**Your instructions**
Leave out the pictures and return every entry exactly as it appears.
- - - -
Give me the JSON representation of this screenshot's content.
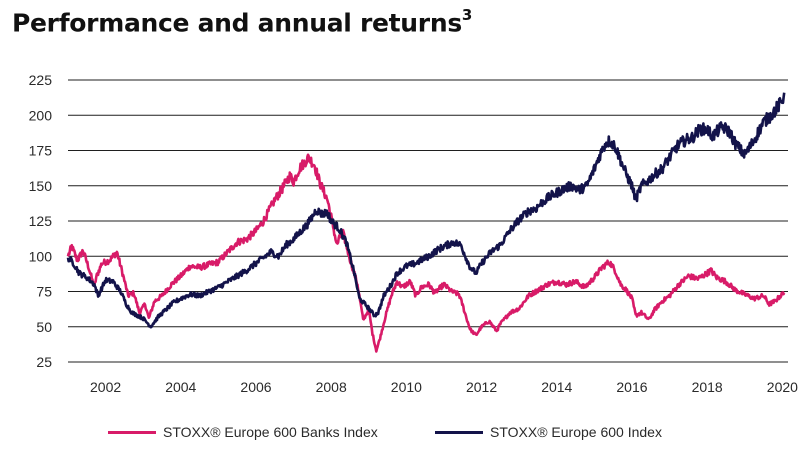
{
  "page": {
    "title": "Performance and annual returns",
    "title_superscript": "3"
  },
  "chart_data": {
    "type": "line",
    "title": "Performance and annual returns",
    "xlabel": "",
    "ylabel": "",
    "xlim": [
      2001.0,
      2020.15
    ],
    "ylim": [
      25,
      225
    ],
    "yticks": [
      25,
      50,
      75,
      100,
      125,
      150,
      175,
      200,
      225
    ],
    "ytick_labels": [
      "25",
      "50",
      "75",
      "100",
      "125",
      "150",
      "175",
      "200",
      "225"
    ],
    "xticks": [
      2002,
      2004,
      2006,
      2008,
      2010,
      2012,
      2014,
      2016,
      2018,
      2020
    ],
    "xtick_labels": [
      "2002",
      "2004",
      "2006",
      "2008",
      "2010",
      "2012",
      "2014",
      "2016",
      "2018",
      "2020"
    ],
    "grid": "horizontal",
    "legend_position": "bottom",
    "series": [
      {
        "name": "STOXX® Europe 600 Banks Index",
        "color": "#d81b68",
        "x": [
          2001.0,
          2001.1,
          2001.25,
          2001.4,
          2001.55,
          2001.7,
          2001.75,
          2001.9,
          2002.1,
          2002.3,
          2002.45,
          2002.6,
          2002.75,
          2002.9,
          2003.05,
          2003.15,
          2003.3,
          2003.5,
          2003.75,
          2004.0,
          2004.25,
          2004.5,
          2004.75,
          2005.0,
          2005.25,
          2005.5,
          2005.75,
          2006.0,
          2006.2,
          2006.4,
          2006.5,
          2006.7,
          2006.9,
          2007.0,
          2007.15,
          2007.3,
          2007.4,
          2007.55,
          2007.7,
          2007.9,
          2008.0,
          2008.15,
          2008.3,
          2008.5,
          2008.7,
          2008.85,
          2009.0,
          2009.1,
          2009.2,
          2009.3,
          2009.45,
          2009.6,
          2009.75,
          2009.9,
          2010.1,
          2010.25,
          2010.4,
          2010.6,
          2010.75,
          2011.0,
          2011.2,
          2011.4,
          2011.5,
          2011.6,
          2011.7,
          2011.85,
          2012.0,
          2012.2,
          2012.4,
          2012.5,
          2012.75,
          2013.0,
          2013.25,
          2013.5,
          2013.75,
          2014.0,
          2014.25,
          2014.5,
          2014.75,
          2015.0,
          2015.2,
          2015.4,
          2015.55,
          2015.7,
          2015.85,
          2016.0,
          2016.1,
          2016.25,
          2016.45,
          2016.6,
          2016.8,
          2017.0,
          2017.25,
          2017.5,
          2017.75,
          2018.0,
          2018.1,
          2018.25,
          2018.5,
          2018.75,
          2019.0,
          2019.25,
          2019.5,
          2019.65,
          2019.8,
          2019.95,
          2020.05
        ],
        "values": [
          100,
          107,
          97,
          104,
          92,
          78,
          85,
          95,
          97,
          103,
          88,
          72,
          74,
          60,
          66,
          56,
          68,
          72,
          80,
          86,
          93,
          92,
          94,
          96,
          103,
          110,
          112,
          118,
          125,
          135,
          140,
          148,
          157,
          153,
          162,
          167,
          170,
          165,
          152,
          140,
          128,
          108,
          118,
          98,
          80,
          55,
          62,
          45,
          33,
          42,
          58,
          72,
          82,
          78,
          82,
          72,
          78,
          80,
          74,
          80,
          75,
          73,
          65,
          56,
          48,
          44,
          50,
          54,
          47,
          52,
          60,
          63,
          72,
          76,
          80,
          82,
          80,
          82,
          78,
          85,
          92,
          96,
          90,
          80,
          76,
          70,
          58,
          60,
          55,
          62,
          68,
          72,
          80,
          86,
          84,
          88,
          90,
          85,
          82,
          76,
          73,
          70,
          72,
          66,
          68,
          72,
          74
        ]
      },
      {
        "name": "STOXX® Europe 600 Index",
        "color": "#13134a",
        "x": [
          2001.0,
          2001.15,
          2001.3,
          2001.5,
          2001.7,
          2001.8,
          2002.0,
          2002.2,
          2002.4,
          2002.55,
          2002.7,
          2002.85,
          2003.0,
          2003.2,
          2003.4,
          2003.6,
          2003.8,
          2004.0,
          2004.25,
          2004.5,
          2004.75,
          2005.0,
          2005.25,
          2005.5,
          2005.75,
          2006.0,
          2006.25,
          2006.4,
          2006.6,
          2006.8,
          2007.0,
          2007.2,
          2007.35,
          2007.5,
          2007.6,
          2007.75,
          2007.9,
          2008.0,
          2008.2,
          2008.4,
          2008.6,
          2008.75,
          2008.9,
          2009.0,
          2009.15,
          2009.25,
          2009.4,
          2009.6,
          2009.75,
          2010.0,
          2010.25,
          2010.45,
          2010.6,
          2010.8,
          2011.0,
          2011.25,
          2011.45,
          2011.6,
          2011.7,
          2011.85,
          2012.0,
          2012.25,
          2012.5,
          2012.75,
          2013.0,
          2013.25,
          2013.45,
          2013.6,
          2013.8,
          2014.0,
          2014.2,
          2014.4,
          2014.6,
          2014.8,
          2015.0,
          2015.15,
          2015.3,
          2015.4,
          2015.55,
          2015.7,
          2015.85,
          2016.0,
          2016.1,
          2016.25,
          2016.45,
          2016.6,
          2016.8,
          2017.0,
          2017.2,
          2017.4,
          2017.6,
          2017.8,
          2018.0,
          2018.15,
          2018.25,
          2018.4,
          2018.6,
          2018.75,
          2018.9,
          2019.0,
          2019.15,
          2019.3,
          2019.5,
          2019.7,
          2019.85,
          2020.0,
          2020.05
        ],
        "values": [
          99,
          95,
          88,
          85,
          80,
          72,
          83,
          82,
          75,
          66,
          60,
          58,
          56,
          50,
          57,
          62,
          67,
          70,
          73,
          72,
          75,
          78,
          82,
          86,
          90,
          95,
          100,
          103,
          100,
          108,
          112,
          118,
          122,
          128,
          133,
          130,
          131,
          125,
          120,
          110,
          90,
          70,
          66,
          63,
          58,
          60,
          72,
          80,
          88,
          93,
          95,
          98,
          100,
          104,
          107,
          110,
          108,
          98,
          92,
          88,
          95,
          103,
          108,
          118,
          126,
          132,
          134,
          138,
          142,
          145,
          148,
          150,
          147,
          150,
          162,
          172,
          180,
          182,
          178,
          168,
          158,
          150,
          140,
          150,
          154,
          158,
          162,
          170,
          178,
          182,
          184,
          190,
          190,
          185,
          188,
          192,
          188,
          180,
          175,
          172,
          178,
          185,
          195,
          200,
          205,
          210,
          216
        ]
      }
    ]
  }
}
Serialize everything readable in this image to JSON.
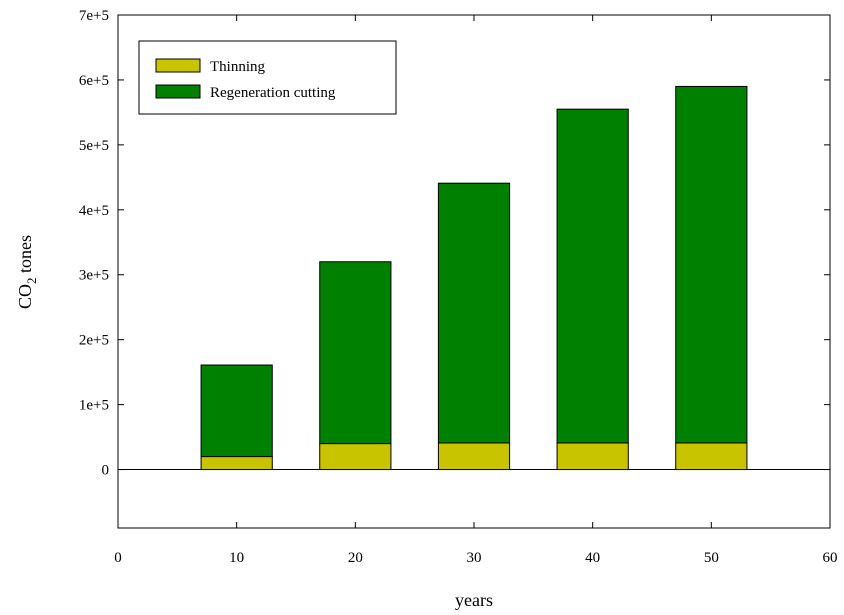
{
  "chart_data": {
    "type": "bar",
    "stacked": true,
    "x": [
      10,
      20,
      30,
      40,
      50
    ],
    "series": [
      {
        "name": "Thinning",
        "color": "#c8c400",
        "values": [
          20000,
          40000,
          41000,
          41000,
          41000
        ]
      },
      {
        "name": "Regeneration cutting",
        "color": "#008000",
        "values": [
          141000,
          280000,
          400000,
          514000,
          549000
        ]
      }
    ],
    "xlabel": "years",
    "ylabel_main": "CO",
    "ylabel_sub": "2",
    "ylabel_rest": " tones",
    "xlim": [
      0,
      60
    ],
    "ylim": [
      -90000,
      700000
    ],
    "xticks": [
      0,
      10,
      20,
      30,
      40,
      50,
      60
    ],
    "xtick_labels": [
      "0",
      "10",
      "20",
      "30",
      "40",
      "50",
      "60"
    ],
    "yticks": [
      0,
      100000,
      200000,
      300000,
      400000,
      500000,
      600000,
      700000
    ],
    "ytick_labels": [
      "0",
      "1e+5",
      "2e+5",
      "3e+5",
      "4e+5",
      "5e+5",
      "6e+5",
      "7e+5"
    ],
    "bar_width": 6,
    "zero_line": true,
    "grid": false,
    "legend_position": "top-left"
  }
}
- - - -
**Solution for this problem**
Give me the JSON representation of this screenshot's content.
{
  "page": {
    "title": "Performance and annual returns",
    "title_superscript": "3"
  },
  "chart_data": {
    "type": "line",
    "title": "Performance and annual returns",
    "xlabel": "",
    "ylabel": "",
    "xlim": [
      2001.0,
      2020.15
    ],
    "ylim": [
      25,
      225
    ],
    "yticks": [
      25,
      50,
      75,
      100,
      125,
      150,
      175,
      200,
      225
    ],
    "ytick_labels": [
      "25",
      "50",
      "75",
      "100",
      "125",
      "150",
      "175",
      "200",
      "225"
    ],
    "xticks": [
      2002,
      2004,
      2006,
      2008,
      2010,
      2012,
      2014,
      2016,
      2018,
      2020
    ],
    "xtick_labels": [
      "2002",
      "2004",
      "2006",
      "2008",
      "2010",
      "2012",
      "2014",
      "2016",
      "2018",
      "2020"
    ],
    "grid": "horizontal",
    "legend_position": "bottom",
    "series": [
      {
        "name": "STOXX® Europe 600 Banks Index",
        "color": "#d81b68",
        "x": [
          2001.0,
          2001.1,
          2001.25,
          2001.4,
          2001.55,
          2001.7,
          2001.75,
          2001.9,
          2002.1,
          2002.3,
          2002.45,
          2002.6,
          2002.75,
          2002.9,
          2003.05,
          2003.15,
          2003.3,
          2003.5,
          2003.75,
          2004.0,
          2004.25,
          2004.5,
          2004.75,
          2005.0,
          2005.25,
          2005.5,
          2005.75,
          2006.0,
          2006.2,
          2006.4,
          2006.5,
          2006.7,
          2006.9,
          2007.0,
          2007.15,
          2007.3,
          2007.4,
          2007.55,
          2007.7,
          2007.9,
          2008.0,
          2008.15,
          2008.3,
          2008.5,
          2008.7,
          2008.85,
          2009.0,
          2009.1,
          2009.2,
          2009.3,
          2009.45,
          2009.6,
          2009.75,
          2009.9,
          2010.1,
          2010.25,
          2010.4,
          2010.6,
          2010.75,
          2011.0,
          2011.2,
          2011.4,
          2011.5,
          2011.6,
          2011.7,
          2011.85,
          2012.0,
          2012.2,
          2012.4,
          2012.5,
          2012.75,
          2013.0,
          2013.25,
          2013.5,
          2013.75,
          2014.0,
          2014.25,
          2014.5,
          2014.75,
          2015.0,
          2015.2,
          2015.4,
          2015.55,
          2015.7,
          2015.85,
          2016.0,
          2016.1,
          2016.25,
          2016.45,
          2016.6,
          2016.8,
          2017.0,
          2017.25,
          2017.5,
          2017.75,
          2018.0,
          2018.1,
          2018.25,
          2018.5,
          2018.75,
          2019.0,
          2019.25,
          2019.5,
          2019.65,
          2019.8,
          2019.95,
          2020.05
        ],
        "values": [
          100,
          107,
          97,
          104,
          92,
          78,
          85,
          95,
          97,
          103,
          88,
          72,
          74,
          60,
          66,
          56,
          68,
          72,
          80,
          86,
          93,
          92,
          94,
          96,
          103,
          110,
          112,
          118,
          125,
          135,
          140,
          148,
          157,
          153,
          162,
          167,
          170,
          165,
          152,
          140,
          128,
          108,
          118,
          98,
          80,
          55,
          62,
          45,
          33,
          42,
          58,
          72,
          82,
          78,
          82,
          72,
          78,
          80,
          74,
          80,
          75,
          73,
          65,
          56,
          48,
          44,
          50,
          54,
          47,
          52,
          60,
          63,
          72,
          76,
          80,
          82,
          80,
          82,
          78,
          85,
          92,
          96,
          90,
          80,
          76,
          70,
          58,
          60,
          55,
          62,
          68,
          72,
          80,
          86,
          84,
          88,
          90,
          85,
          82,
          76,
          73,
          70,
          72,
          66,
          68,
          72,
          74
        ]
      },
      {
        "name": "STOXX® Europe 600 Index",
        "color": "#13134a",
        "x": [
          2001.0,
          2001.15,
          2001.3,
          2001.5,
          2001.7,
          2001.8,
          2002.0,
          2002.2,
          2002.4,
          2002.55,
          2002.7,
          2002.85,
          2003.0,
          2003.2,
          2003.4,
          2003.6,
          2003.8,
          2004.0,
          2004.25,
          2004.5,
          2004.75,
          2005.0,
          2005.25,
          2005.5,
          2005.75,
          2006.0,
          2006.25,
          2006.4,
          2006.6,
          2006.8,
          2007.0,
          2007.2,
          2007.35,
          2007.5,
          2007.6,
          2007.75,
          2007.9,
          2008.0,
          2008.2,
          2008.4,
          2008.6,
          2008.75,
          2008.9,
          2009.0,
          2009.15,
          2009.25,
          2009.4,
          2009.6,
          2009.75,
          2010.0,
          2010.25,
          2010.45,
          2010.6,
          2010.8,
          2011.0,
          2011.25,
          2011.45,
          2011.6,
          2011.7,
          2011.85,
          2012.0,
          2012.25,
          2012.5,
          2012.75,
          2013.0,
          2013.25,
          2013.45,
          2013.6,
          2013.8,
          2014.0,
          2014.2,
          2014.4,
          2014.6,
          2014.8,
          2015.0,
          2015.15,
          2015.3,
          2015.4,
          2015.55,
          2015.7,
          2015.85,
          2016.0,
          2016.1,
          2016.25,
          2016.45,
          2016.6,
          2016.8,
          2017.0,
          2017.2,
          2017.4,
          2017.6,
          2017.8,
          2018.0,
          2018.15,
          2018.25,
          2018.4,
          2018.6,
          2018.75,
          2018.9,
          2019.0,
          2019.15,
          2019.3,
          2019.5,
          2019.7,
          2019.85,
          2020.0,
          2020.05
        ],
        "values": [
          99,
          95,
          88,
          85,
          80,
          72,
          83,
          82,
          75,
          66,
          60,
          58,
          56,
          50,
          57,
          62,
          67,
          70,
          73,
          72,
          75,
          78,
          82,
          86,
          90,
          95,
          100,
          103,
          100,
          108,
          112,
          118,
          122,
          128,
          133,
          130,
          131,
          125,
          120,
          110,
          90,
          70,
          66,
          63,
          58,
          60,
          72,
          80,
          88,
          93,
          95,
          98,
          100,
          104,
          107,
          110,
          108,
          98,
          92,
          88,
          95,
          103,
          108,
          118,
          126,
          132,
          134,
          138,
          142,
          145,
          148,
          150,
          147,
          150,
          162,
          172,
          180,
          182,
          178,
          168,
          158,
          150,
          140,
          150,
          154,
          158,
          162,
          170,
          178,
          182,
          184,
          190,
          190,
          185,
          188,
          192,
          188,
          180,
          175,
          172,
          178,
          185,
          195,
          200,
          205,
          210,
          216
        ]
      }
    ]
  }
}
Serialize everything readable in this image to JSON.
{
  "chart_data": {
    "type": "bar",
    "stacked": true,
    "x": [
      10,
      20,
      30,
      40,
      50
    ],
    "series": [
      {
        "name": "Thinning",
        "color": "#c8c400",
        "values": [
          20000,
          40000,
          41000,
          41000,
          41000
        ]
      },
      {
        "name": "Regeneration cutting",
        "color": "#008000",
        "values": [
          141000,
          280000,
          400000,
          514000,
          549000
        ]
      }
    ],
    "xlabel": "years",
    "ylabel_main": "CO",
    "ylabel_sub": "2",
    "ylabel_rest": " tones",
    "xlim": [
      0,
      60
    ],
    "ylim": [
      -90000,
      700000
    ],
    "xticks": [
      0,
      10,
      20,
      30,
      40,
      50,
      60
    ],
    "xtick_labels": [
      "0",
      "10",
      "20",
      "30",
      "40",
      "50",
      "60"
    ],
    "yticks": [
      0,
      100000,
      200000,
      300000,
      400000,
      500000,
      600000,
      700000
    ],
    "ytick_labels": [
      "0",
      "1e+5",
      "2e+5",
      "3e+5",
      "4e+5",
      "5e+5",
      "6e+5",
      "7e+5"
    ],
    "bar_width": 6,
    "zero_line": true,
    "grid": false,
    "legend_position": "top-left"
  }
}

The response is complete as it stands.